→ **Aim of the exercise**: Copy each line of the data below with the word "ylabel".
═══ Excerpted data ═══
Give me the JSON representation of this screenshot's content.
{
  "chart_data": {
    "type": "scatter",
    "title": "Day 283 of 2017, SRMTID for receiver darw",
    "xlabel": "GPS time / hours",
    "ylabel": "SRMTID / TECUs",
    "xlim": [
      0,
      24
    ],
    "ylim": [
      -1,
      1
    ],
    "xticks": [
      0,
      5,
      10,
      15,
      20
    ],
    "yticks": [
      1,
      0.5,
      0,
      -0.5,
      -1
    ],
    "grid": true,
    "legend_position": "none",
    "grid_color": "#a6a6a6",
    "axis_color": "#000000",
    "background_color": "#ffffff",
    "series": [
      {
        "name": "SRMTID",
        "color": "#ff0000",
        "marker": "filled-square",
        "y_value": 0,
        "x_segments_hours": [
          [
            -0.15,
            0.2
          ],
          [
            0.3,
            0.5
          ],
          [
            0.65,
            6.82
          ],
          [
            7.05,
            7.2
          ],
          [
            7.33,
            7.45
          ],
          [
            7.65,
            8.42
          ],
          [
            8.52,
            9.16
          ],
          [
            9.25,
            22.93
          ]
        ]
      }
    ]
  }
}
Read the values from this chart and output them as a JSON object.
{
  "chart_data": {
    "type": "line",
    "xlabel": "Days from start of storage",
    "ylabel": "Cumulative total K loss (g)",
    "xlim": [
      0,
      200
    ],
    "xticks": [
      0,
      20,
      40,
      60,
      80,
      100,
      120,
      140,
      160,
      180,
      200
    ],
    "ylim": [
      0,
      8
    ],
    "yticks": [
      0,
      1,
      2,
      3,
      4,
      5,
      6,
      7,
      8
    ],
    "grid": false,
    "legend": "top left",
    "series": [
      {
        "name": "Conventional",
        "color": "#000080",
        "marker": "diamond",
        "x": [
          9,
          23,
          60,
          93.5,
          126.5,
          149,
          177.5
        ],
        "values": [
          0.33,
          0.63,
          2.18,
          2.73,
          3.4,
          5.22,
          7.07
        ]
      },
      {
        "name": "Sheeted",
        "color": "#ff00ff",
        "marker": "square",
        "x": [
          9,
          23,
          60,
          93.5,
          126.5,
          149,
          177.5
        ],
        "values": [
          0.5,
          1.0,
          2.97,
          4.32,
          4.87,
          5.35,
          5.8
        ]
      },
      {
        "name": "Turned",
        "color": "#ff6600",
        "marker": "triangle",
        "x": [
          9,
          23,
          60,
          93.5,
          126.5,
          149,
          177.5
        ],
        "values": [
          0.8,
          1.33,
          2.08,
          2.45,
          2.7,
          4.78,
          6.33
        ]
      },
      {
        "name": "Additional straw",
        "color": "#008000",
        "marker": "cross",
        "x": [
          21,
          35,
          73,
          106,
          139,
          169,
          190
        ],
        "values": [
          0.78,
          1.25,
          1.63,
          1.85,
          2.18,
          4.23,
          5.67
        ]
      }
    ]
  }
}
═══
═══ Excerpted data ═══
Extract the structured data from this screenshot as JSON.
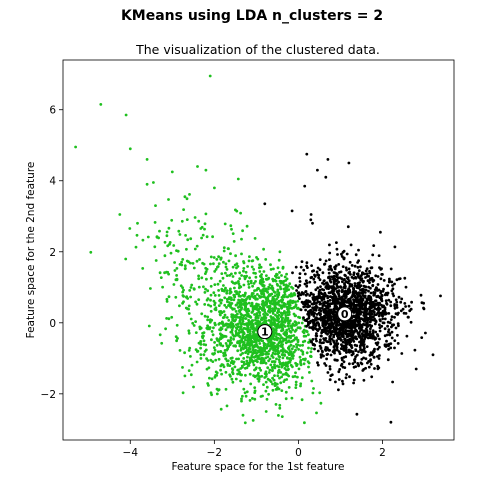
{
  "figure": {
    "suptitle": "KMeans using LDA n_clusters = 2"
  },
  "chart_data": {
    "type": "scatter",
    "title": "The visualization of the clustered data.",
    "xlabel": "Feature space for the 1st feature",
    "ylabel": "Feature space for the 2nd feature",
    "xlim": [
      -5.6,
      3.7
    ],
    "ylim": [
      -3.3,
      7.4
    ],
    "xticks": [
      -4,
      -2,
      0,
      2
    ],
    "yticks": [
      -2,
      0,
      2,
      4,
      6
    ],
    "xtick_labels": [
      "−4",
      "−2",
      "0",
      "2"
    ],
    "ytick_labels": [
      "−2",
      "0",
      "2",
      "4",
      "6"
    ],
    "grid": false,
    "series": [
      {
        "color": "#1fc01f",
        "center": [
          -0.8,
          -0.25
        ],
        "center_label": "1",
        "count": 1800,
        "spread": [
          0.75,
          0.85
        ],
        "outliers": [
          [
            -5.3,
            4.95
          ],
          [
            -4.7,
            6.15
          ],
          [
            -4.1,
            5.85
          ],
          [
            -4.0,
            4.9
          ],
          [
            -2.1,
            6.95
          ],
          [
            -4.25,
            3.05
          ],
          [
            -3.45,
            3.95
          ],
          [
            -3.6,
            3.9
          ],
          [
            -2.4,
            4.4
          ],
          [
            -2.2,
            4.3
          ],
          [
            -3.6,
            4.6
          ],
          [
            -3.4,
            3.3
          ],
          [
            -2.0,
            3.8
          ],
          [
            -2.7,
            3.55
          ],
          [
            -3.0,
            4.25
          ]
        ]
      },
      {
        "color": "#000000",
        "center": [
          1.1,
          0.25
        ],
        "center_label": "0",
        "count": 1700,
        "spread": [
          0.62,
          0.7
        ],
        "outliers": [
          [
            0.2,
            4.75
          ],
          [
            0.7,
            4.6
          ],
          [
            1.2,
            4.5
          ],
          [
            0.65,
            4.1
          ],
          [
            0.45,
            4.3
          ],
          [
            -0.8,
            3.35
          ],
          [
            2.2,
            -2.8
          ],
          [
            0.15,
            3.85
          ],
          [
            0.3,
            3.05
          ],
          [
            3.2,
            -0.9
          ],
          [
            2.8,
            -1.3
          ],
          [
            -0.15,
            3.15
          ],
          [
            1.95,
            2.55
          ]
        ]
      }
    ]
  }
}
═══
═══ Excerpted data ═══
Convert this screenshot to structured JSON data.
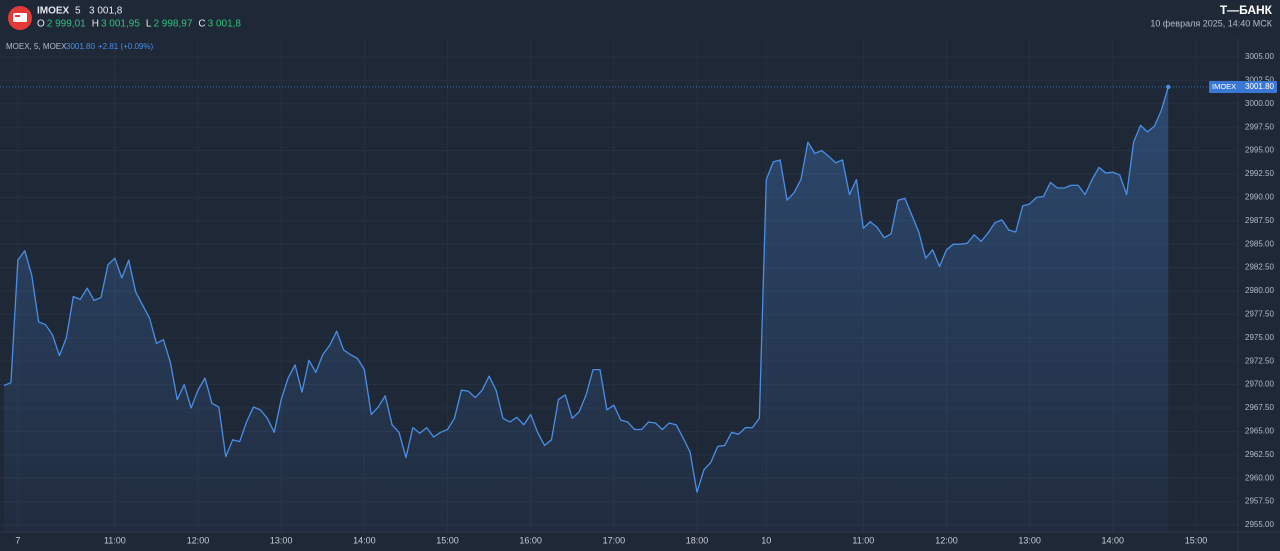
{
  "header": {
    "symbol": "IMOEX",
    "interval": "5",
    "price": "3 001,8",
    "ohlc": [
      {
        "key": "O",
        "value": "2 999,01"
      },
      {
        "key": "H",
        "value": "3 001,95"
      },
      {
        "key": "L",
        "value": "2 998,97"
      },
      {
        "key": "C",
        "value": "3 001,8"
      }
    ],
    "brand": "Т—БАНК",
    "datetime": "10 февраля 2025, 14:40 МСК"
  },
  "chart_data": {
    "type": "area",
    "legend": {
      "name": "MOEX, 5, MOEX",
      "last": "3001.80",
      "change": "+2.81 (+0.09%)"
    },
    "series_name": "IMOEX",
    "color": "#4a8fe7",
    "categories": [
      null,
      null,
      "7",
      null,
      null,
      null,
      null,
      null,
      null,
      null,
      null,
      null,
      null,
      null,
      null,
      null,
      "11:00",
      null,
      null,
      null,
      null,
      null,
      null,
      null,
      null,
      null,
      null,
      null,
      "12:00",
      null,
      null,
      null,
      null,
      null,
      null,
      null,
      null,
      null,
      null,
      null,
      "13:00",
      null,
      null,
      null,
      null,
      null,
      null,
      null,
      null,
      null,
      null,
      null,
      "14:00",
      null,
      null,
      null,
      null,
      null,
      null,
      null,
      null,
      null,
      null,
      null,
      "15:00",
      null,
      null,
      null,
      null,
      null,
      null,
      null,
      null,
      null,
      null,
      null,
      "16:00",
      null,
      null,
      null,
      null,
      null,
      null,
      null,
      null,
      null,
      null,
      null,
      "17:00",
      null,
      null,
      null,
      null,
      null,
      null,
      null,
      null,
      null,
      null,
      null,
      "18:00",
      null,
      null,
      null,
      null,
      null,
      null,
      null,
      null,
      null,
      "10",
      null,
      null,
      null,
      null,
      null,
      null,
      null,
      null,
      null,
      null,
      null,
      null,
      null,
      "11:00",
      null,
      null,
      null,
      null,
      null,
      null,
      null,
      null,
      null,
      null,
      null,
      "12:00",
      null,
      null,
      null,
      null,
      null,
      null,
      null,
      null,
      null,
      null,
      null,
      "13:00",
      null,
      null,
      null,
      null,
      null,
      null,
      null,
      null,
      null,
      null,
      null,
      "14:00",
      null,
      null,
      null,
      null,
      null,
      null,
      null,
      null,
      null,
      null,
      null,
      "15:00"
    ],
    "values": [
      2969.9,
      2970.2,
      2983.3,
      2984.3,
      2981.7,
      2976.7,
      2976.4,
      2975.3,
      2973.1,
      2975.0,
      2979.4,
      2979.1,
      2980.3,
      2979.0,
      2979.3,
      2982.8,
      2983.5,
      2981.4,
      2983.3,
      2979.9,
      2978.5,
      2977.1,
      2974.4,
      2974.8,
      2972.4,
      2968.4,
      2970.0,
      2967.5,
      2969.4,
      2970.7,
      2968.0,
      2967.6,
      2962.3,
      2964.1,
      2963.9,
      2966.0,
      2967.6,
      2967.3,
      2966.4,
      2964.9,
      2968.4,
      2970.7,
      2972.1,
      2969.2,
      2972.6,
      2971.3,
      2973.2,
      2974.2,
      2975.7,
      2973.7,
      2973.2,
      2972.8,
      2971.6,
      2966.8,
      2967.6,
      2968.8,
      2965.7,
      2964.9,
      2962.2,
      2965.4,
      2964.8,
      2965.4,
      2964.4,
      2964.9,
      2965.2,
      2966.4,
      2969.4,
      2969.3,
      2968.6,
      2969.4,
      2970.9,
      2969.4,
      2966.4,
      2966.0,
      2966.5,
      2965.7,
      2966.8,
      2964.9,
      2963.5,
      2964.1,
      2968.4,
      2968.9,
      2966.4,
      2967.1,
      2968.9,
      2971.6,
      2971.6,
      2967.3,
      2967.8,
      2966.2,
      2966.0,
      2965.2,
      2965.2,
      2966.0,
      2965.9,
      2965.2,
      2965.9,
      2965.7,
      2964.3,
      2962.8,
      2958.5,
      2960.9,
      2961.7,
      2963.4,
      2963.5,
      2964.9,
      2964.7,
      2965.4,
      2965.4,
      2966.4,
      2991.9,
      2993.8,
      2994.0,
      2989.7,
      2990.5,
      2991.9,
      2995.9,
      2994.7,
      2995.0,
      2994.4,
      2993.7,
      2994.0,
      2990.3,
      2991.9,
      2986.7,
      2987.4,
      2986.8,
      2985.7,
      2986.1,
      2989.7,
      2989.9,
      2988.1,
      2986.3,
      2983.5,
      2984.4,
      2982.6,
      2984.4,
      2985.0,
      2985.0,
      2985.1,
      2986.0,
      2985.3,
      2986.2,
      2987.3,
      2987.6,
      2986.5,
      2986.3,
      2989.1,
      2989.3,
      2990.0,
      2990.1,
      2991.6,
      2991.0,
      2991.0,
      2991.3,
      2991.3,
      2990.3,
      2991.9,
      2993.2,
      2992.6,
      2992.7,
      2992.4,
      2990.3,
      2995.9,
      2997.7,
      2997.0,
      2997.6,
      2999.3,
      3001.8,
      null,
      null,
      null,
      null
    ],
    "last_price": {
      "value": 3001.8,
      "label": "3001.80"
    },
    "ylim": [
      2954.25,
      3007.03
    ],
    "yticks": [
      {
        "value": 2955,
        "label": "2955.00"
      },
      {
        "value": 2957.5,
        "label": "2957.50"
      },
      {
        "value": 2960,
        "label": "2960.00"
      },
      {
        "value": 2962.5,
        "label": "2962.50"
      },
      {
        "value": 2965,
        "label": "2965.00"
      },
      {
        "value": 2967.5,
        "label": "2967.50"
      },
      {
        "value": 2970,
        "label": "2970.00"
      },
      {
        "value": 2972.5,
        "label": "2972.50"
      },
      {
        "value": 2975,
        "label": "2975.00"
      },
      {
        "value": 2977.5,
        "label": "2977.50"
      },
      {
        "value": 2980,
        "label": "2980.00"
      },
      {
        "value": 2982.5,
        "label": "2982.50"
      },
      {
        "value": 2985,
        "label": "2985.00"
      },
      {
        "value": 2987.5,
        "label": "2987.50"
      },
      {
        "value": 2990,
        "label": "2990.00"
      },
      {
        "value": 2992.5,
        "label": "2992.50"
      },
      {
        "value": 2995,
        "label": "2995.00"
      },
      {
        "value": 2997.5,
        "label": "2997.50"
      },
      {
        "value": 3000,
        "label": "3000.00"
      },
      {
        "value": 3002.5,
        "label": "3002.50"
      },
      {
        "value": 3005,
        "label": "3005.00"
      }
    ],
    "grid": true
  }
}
═══
→ **Output for this task**:
    "ylabel": "SRMTID / TECUs",
    "ylabel": "Cumulative total K loss (g)",
    "ylabel": "Feature space for the 2nd feature",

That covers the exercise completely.